===== Information provided

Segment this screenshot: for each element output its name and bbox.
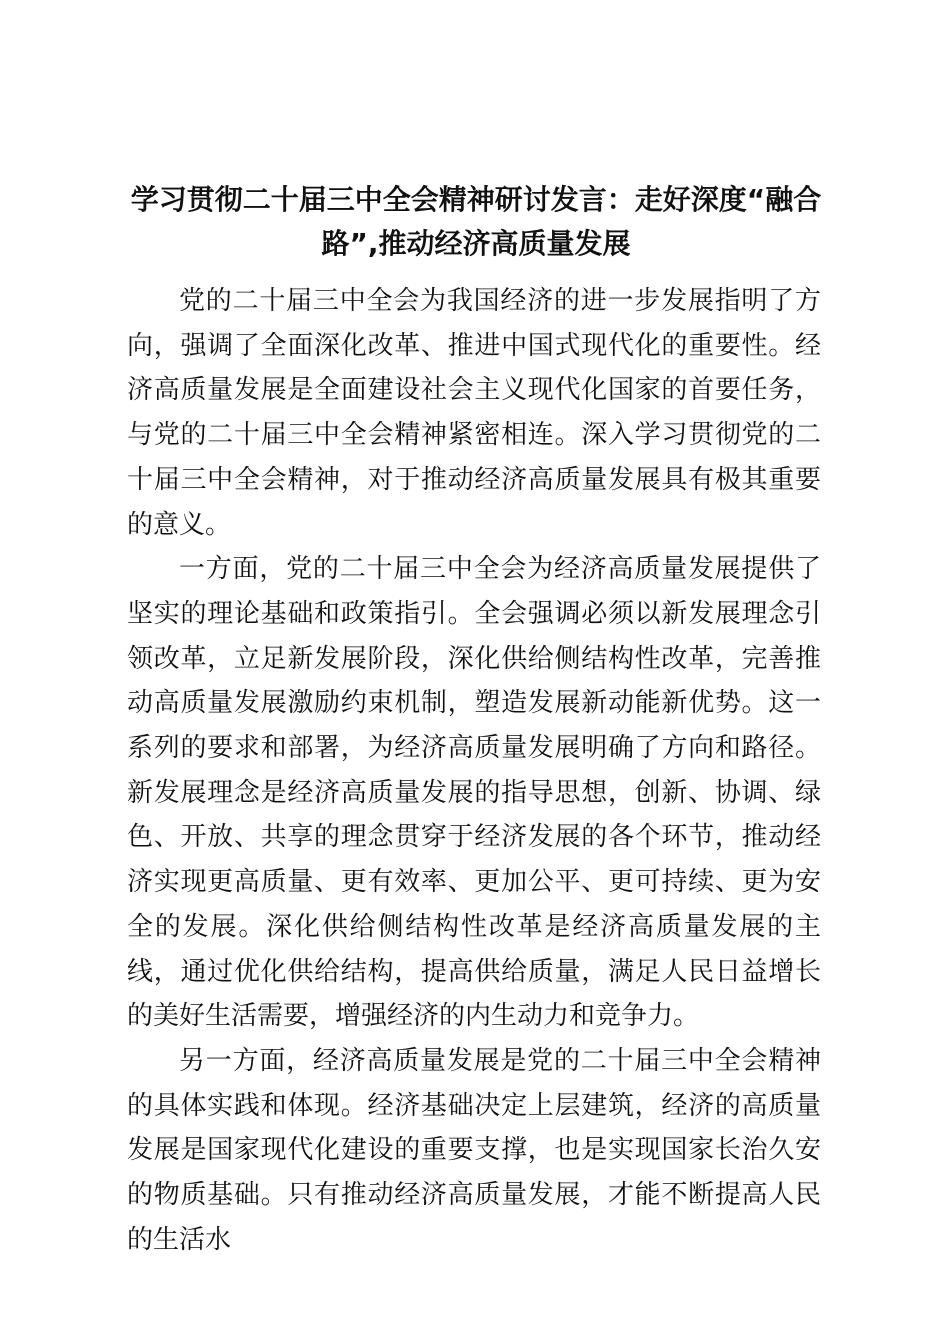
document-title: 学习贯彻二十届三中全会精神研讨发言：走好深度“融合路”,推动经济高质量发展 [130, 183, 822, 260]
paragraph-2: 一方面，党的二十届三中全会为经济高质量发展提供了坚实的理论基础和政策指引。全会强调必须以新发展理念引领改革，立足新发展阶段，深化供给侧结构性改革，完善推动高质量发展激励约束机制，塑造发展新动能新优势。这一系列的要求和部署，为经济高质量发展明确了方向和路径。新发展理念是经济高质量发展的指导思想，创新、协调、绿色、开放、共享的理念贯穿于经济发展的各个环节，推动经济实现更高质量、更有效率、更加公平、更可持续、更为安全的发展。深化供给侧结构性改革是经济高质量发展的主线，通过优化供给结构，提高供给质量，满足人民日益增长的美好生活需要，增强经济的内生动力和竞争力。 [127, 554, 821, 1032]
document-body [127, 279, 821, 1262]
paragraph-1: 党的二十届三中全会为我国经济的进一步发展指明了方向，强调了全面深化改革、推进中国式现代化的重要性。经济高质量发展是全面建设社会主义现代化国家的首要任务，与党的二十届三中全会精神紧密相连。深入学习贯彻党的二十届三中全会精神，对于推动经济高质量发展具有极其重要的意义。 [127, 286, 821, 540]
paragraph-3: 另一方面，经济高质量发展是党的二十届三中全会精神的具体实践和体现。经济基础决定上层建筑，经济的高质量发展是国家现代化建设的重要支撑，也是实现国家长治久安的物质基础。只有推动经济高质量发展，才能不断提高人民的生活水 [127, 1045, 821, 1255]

==========

> _Problem_: Copy the material above verbatim, line for line, but omit the picture.

> _Result of this task_:
Segment this screenshot: for each element output its name and bbox.
document-title: 学习贯彻二十届三中全会精神研讨发言：走好深度“融合路”,推动经济高质量发展 [130, 183, 822, 260]
paragraph-2: 一方面，党的二十届三中全会为经济高质量发展提供了坚实的理论基础和政策指引。全会强调必须以新发展理念引领改革，立足新发展阶段，深化供给侧结构性改革，完善推动高质量发展激励约束机制，塑造发展新动能新优势。这一系列的要求和部署，为经济高质量发展明确了方向和路径。新发展理念是经济高质量发展的指导思想，创新、协调、绿色、开放、共享的理念贯穿于经济发展的各个环节，推动经济实现更高质量、更有效率、更加公平、更可持续、更为安全的发展。深化供给侧结构性改革是经济高质量发展的主线，通过优化供给结构，提高供给质量，满足人民日益增长的美好生活需要，增强经济的内生动力和竞争力。 [127, 554, 821, 1032]
document-body [127, 279, 821, 1262]
paragraph-1: 党的二十届三中全会为我国经济的进一步发展指明了方向，强调了全面深化改革、推进中国式现代化的重要性。经济高质量发展是全面建设社会主义现代化国家的首要任务，与党的二十届三中全会精神紧密相连。深入学习贯彻党的二十届三中全会精神，对于推动经济高质量发展具有极其重要的意义。 [127, 286, 821, 540]
paragraph-3: 另一方面，经济高质量发展是党的二十届三中全会精神的具体实践和体现。经济基础决定上层建筑，经济的高质量发展是国家现代化建设的重要支撑，也是实现国家长治久安的物质基础。只有推动经济高质量发展，才能不断提高人民的生活水 [127, 1045, 821, 1255]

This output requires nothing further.